**Task requirements**: Lines containing the word "返回每个会计期间的折旧值" should be extracted in full.

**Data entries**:
------------------------------------------------------------------------

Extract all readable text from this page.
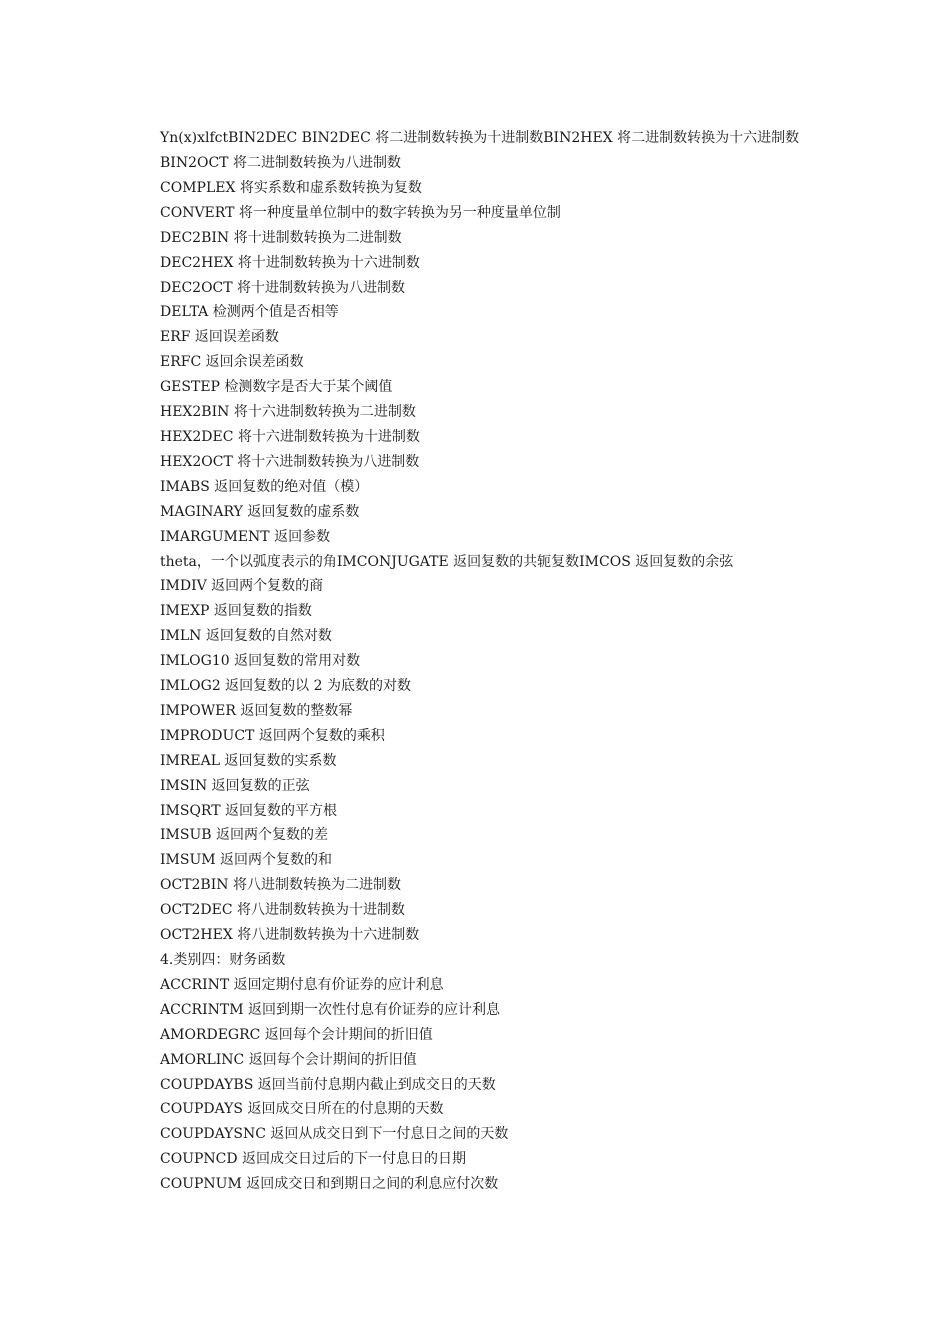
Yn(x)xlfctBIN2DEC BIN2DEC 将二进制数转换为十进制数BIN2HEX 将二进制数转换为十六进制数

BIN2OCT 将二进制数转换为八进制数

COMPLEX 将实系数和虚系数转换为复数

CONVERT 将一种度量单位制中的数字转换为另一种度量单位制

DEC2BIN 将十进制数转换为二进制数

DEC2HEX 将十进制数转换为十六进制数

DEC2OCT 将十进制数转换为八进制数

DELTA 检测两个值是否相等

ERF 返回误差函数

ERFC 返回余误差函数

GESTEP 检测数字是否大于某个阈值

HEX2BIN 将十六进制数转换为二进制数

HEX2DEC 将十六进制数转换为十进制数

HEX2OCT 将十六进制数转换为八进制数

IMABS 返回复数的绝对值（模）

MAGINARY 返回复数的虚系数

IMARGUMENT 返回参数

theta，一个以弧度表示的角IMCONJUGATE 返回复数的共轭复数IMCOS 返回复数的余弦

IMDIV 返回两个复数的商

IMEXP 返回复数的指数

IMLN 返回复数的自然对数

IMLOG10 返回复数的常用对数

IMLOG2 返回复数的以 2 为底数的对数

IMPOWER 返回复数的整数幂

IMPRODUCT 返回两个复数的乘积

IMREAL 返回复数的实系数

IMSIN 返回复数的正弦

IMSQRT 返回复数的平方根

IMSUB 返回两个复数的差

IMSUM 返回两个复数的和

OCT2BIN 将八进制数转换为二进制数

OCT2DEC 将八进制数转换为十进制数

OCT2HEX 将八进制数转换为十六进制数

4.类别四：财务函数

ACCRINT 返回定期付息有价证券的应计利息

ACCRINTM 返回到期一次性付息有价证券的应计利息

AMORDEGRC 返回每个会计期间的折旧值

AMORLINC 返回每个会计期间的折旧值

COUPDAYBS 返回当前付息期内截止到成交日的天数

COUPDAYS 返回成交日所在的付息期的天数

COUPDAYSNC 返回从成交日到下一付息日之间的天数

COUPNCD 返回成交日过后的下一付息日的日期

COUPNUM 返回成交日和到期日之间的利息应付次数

------------------------------------------------------------------------

**The output**:
AMORDEGRC 返回每个会计期间的折旧值
AMORLINC 返回每个会计期间的折旧值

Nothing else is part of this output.